EXERCISE BRIEF: Count every line that holds the string "SLEEVE", then give that number alone.

Stored records

******************************

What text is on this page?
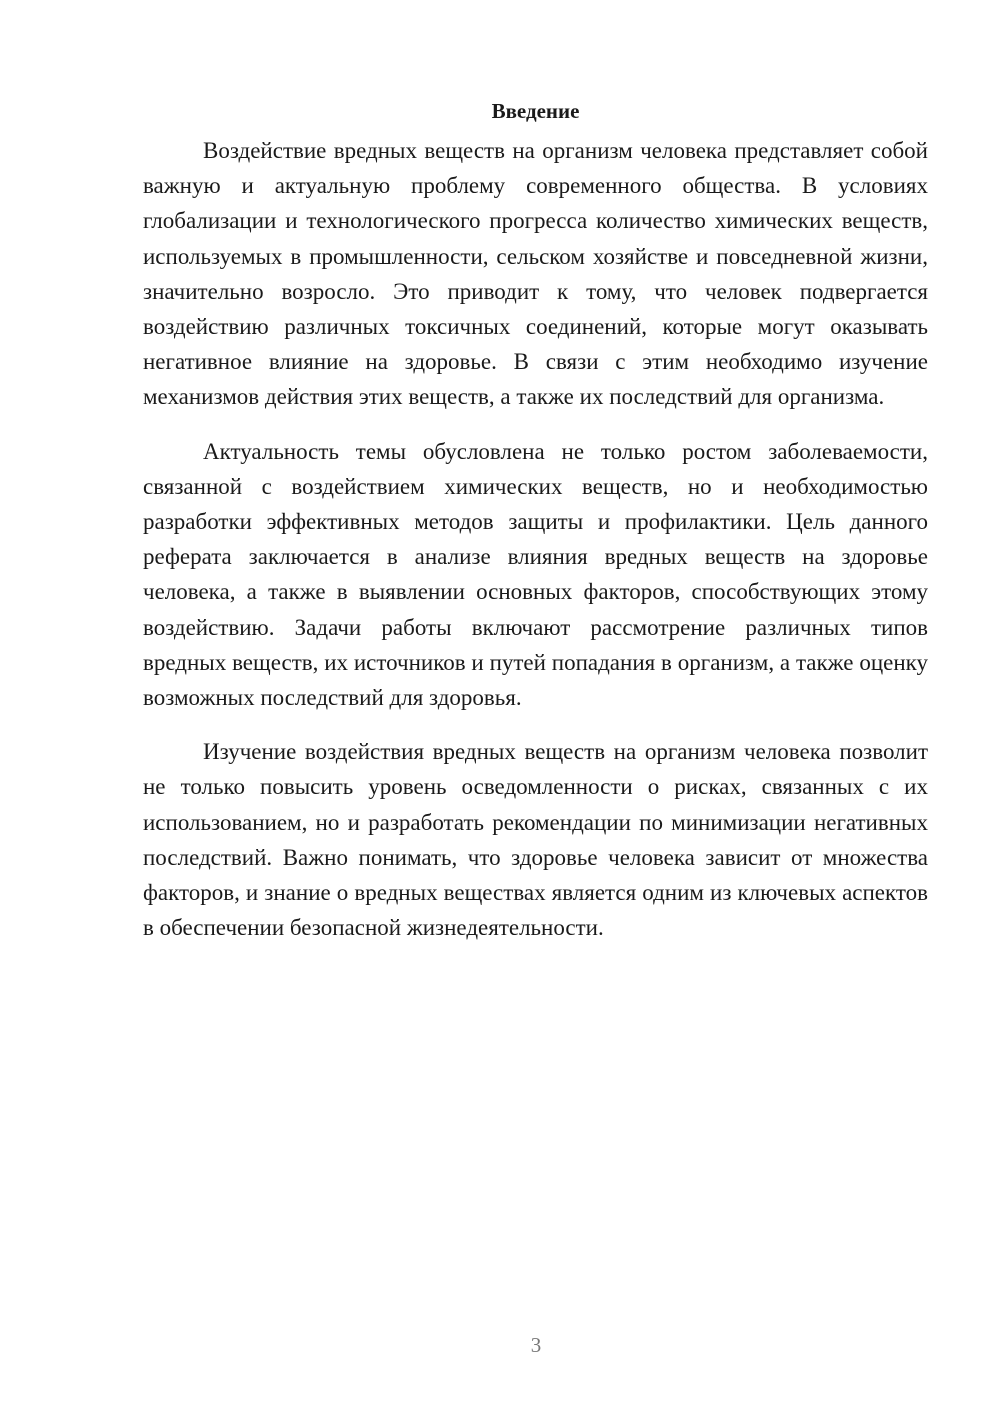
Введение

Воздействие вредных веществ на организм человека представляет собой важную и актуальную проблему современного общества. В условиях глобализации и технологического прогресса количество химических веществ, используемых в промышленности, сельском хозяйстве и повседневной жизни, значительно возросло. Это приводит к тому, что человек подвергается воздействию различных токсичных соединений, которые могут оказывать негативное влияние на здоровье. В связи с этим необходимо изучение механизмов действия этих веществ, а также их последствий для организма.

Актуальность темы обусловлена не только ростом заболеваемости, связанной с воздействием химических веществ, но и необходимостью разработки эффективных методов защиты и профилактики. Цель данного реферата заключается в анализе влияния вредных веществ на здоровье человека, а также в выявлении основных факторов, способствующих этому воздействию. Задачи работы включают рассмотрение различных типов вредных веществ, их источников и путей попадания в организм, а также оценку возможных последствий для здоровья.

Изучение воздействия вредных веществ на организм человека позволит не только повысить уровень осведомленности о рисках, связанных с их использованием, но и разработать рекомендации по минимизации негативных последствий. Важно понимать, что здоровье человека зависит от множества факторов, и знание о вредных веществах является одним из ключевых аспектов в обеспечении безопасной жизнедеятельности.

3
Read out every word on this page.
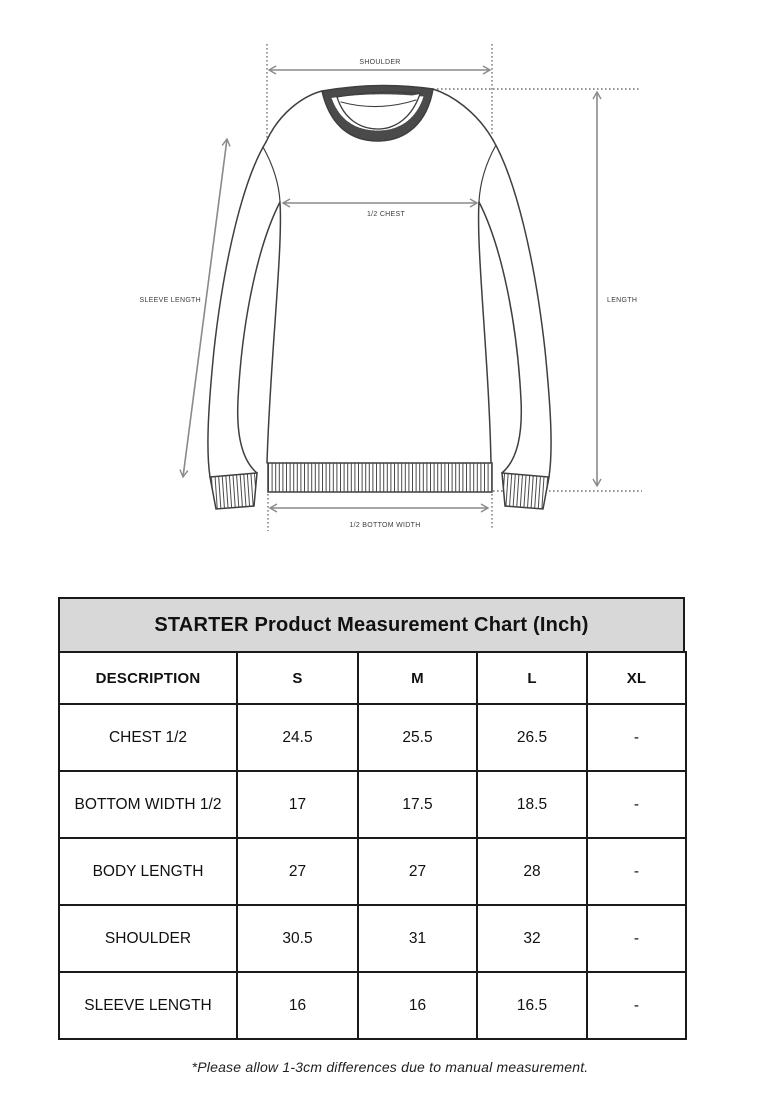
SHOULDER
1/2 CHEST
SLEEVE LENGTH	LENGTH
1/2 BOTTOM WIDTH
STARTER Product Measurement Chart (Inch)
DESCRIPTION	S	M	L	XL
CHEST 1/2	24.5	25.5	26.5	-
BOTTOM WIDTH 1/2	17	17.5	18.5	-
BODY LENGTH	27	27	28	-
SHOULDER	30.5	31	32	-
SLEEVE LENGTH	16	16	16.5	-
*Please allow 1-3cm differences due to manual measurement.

******************************

TASK RESULT: 2